Document content entries:
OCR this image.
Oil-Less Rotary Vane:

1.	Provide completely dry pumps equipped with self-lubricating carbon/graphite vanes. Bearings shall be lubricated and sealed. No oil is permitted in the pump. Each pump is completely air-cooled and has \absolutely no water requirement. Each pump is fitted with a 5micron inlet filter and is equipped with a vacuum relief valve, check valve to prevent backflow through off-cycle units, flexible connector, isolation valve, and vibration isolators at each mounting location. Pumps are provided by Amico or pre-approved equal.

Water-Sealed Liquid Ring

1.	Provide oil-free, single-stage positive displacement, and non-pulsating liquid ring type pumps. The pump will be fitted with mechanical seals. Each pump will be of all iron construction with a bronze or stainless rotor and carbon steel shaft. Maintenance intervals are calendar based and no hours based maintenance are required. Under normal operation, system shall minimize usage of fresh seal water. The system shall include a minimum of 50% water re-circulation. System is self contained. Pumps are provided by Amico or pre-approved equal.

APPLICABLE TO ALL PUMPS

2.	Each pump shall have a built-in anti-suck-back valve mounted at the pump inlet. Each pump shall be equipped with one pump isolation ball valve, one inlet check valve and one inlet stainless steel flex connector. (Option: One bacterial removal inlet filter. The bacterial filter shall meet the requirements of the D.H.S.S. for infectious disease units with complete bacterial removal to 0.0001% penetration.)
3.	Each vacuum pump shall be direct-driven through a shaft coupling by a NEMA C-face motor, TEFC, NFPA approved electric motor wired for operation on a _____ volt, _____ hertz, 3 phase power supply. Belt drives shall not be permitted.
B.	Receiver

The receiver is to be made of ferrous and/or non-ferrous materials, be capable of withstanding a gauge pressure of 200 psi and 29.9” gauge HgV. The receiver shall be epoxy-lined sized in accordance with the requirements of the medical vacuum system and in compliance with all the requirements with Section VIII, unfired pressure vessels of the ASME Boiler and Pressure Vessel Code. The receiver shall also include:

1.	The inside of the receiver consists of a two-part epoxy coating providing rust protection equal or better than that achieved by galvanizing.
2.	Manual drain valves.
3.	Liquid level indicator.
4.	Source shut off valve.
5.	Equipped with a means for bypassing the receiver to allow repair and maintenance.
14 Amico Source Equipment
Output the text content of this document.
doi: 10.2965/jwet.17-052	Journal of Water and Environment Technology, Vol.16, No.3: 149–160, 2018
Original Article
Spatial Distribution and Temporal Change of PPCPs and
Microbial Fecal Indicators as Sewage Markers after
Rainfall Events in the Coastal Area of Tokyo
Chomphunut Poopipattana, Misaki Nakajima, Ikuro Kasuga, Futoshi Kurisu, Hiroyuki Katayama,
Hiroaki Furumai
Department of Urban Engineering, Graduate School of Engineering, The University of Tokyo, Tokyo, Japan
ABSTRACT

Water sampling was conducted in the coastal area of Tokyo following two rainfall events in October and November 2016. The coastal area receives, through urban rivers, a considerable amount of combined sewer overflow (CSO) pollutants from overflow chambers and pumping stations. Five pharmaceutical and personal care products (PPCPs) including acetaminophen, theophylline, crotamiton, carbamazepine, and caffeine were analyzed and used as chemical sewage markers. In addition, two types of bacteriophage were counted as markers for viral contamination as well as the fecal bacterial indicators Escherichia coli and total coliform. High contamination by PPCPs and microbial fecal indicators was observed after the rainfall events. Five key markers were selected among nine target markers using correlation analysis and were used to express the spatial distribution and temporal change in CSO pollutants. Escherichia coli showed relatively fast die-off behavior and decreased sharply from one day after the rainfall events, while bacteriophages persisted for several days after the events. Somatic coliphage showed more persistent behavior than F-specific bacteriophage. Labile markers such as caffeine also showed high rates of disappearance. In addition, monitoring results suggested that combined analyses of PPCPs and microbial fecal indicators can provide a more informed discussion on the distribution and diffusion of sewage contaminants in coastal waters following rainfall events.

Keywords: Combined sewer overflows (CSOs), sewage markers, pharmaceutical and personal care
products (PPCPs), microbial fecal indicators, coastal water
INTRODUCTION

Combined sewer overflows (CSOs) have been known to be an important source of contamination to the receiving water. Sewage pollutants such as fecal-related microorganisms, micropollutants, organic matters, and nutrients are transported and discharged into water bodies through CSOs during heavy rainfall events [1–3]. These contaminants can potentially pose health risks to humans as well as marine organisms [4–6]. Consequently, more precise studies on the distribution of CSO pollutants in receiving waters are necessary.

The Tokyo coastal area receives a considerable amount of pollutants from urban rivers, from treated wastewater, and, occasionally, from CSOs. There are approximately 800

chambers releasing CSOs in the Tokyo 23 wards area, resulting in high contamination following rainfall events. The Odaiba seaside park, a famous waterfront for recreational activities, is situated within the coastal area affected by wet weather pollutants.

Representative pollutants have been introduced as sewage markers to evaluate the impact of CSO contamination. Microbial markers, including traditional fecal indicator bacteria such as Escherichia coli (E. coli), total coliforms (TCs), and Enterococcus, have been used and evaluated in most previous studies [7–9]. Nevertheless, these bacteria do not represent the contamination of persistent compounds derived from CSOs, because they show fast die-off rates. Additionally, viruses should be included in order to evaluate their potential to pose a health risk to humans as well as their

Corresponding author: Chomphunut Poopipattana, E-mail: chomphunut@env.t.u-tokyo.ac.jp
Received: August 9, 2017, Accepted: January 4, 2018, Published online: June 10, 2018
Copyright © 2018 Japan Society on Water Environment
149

-- Task details --
Print every record above exactly as written.

-- Answer below --
OCR this image.
Oil-Less Rotary Vane:

1.	Provide completely dry pumps equipped with self-lubricating carbon/graphite vanes. Bearings shall be lubricated and sealed. No oil is permitted in the pump. Each pump is completely air-cooled and has \absolutely no water requirement. Each pump is fitted with a 5micron inlet filter and is equipped with a vacuum relief valve, check valve to prevent backflow through off-cycle units, flexible connector, isolation valve, and vibration isolators at each mounting location. Pumps are provided by Amico or pre-approved equal.

Water-Sealed Liquid Ring

1.	Provide oil-free, single-stage positive displacement, and non-pulsating liquid ring type pumps. The pump will be fitted with mechanical seals. Each pump will be of all iron construction with a bronze or stainless rotor and carbon steel shaft. Maintenance intervals are calendar based and no hours based maintenance are required. Under normal operation, system shall minimize usage of fresh seal water. The system shall include a minimum of 50% water re-circulation. System is self contained. Pumps are provided by Amico or pre-approved equal.

APPLICABLE TO ALL PUMPS

2.	Each pump shall have a built-in anti-suck-back valve mounted at the pump inlet. Each pump shall be equipped with one pump isolation ball valve, one inlet check valve and one inlet stainless steel flex connector. (Option: One bacterial removal inlet filter. The bacterial filter shall meet the requirements of the D.H.S.S. for infectious disease units with complete bacterial removal to 0.0001% penetration.)
3.	Each vacuum pump shall be direct-driven through a shaft coupling by a NEMA C-face motor, TEFC, NFPA approved electric motor wired for operation on a _____ volt, _____ hertz, 3 phase power supply. Belt drives shall not be permitted.
B.	Receiver

The receiver is to be made of ferrous and/or non-ferrous materials, be capable of withstanding a gauge pressure of 200 psi and 29.9” gauge HgV. The receiver shall be epoxy-lined sized in accordance with the requirements of the medical vacuum system and in compliance with all the requirements with Section VIII, unfired pressure vessels of the ASME Boiler and Pressure Vessel Code. The receiver shall also include:

1.	The inside of the receiver consists of a two-part epoxy coating providing rust protection equal or better than that achieved by galvanizing.
2.	Manual drain valves.
3.	Liquid level indicator.
4.	Source shut off valve.
5.	Equipped with a means for bypassing the receiver to allow repair and maintenance.
14 Amico Source Equipment
Output the text content of this document.
doi: 10.2965/jwet.17-052	Journal of Water and Environment Technology, Vol.16, No.3: 149–160, 2018
Original Article
Spatial Distribution and Temporal Change of PPCPs and
Microbial Fecal Indicators as Sewage Markers after
Rainfall Events in the Coastal Area of Tokyo
Chomphunut Poopipattana, Misaki Nakajima, Ikuro Kasuga, Futoshi Kurisu, Hiroyuki Katayama,
Hiroaki Furumai
Department of Urban Engineering, Graduate School of Engineering, The University of Tokyo, Tokyo, Japan
ABSTRACT

Water sampling was conducted in the coastal area of Tokyo following two rainfall events in October and November 2016. The coastal area receives, through urban rivers, a considerable amount of combined sewer overflow (CSO) pollutants from overflow chambers and pumping stations. Five pharmaceutical and personal care products (PPCPs) including acetaminophen, theophylline, crotamiton, carbamazepine, and caffeine were analyzed and used as chemical sewage markers. In addition, two types of bacteriophage were counted as markers for viral contamination as well as the fecal bacterial indicators Escherichia coli and total coliform. High contamination by PPCPs and microbial fecal indicators was observed after the rainfall events. Five key markers were selected among nine target markers using correlation analysis and were used to express the spatial distribution and temporal change in CSO pollutants. Escherichia coli showed relatively fast die-off behavior and decreased sharply from one day after the rainfall events, while bacteriophages persisted for several days after the events. Somatic coliphage showed more persistent behavior than F-specific bacteriophage. Labile markers such as caffeine also showed high rates of disappearance. In addition, monitoring results suggested that combined analyses of PPCPs and microbial fecal indicators can provide a more informed discussion on the distribution and diffusion of sewage contaminants in coastal waters following rainfall events.

Keywords: Combined sewer overflows (CSOs), sewage markers, pharmaceutical and personal care
products (PPCPs), microbial fecal indicators, coastal water
INTRODUCTION

Combined sewer overflows (CSOs) have been known to be an important source of contamination to the receiving water. Sewage pollutants such as fecal-related microorganisms, micropollutants, organic matters, and nutrients are transported and discharged into water bodies through CSOs during heavy rainfall events [1–3]. These contaminants can potentially pose health risks to humans as well as marine organisms [4–6]. Consequently, more precise studies on the distribution of CSO pollutants in receiving waters are necessary.

The Tokyo coastal area receives a considerable amount of pollutants from urban rivers, from treated wastewater, and, occasionally, from CSOs. There are approximately 800

chambers releasing CSOs in the Tokyo 23 wards area, resulting in high contamination following rainfall events. The Odaiba seaside park, a famous waterfront for recreational activities, is situated within the coastal area affected by wet weather pollutants.

Representative pollutants have been introduced as sewage markers to evaluate the impact of CSO contamination. Microbial markers, including traditional fecal indicator bacteria such as Escherichia coli (E. coli), total coliforms (TCs), and Enterococcus, have been used and evaluated in most previous studies [7–9]. Nevertheless, these bacteria do not represent the contamination of persistent compounds derived from CSOs, because they show fast die-off rates. Additionally, viruses should be included in order to evaluate their potential to pose a health risk to humans as well as their

Corresponding author: Chomphunut Poopipattana, E-mail: chomphunut@env.t.u-tokyo.ac.jp
Received: August 9, 2017, Accepted: January 4, 2018, Published online: June 10, 2018
Copyright © 2018 Japan Society on Water Environment
149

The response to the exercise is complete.